Items from a dataset -

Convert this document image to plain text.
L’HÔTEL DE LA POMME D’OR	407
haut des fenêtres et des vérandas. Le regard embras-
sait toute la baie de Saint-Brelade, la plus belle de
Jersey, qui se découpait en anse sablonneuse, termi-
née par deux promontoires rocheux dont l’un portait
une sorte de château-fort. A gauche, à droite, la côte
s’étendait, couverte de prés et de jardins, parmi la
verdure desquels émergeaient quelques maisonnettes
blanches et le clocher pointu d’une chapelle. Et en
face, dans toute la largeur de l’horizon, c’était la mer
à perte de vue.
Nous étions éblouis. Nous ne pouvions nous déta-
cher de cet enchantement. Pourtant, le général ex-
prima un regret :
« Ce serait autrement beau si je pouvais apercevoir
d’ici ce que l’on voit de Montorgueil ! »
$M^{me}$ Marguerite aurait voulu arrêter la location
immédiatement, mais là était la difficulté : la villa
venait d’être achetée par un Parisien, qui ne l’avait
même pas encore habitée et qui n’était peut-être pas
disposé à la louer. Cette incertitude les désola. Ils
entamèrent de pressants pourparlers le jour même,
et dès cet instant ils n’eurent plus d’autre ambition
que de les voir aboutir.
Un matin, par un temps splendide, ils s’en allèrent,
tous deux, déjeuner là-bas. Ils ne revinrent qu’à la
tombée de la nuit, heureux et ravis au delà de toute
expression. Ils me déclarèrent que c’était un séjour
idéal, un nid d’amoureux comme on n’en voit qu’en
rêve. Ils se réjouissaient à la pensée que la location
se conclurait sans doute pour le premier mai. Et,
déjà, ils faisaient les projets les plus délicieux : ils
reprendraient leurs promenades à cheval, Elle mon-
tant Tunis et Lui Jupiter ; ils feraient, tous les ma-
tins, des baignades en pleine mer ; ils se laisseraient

Task statement -
Write out all of the records above exactly as they appear.

In response -
Convert this document image to plain text.
L’HÔTEL DE LA POMME D’OR	407
haut des fenêtres et des vérandas. Le regard embras-
sait toute la baie de Saint-Brelade, la plus belle de
Jersey, qui se découpait en anse sablonneuse, termi-
née par deux promontoires rocheux dont l’un portait
une sorte de château-fort. A gauche, à droite, la côte
s’étendait, couverte de prés et de jardins, parmi la
verdure desquels émergeaient quelques maisonnettes
blanches et le clocher pointu d’une chapelle. Et en
face, dans toute la largeur de l’horizon, c’était la mer
à perte de vue.
Nous étions éblouis. Nous ne pouvions nous déta-
cher de cet enchantement. Pourtant, le général ex-
prima un regret :
« Ce serait autrement beau si je pouvais apercevoir
d’ici ce que l’on voit de Montorgueil ! »
$M^{me}$ Marguerite aurait voulu arrêter la location
immédiatement, mais là était la difficulté : la villa
venait d’être achetée par un Parisien, qui ne l’avait
même pas encore habitée et qui n’était peut-être pas
disposé à la louer. Cette incertitude les désola. Ils
entamèrent de pressants pourparlers le jour même,
et dès cet instant ils n’eurent plus d’autre ambition
que de les voir aboutir.
Un matin, par un temps splendide, ils s’en allèrent,
tous deux, déjeuner là-bas. Ils ne revinrent qu’à la
tombée de la nuit, heureux et ravis au delà de toute
expression. Ils me déclarèrent que c’était un séjour
idéal, un nid d’amoureux comme on n’en voit qu’en
rêve. Ils se réjouissaient à la pensée que la location
se conclurait sans doute pour le premier mai. Et,
déjà, ils faisaient les projets les plus délicieux : ils
reprendraient leurs promenades à cheval, Elle mon-
tant Tunis et Lui Jupiter ; ils feraient, tous les ma-
tins, des baignades en pleine mer ; ils se laisseraient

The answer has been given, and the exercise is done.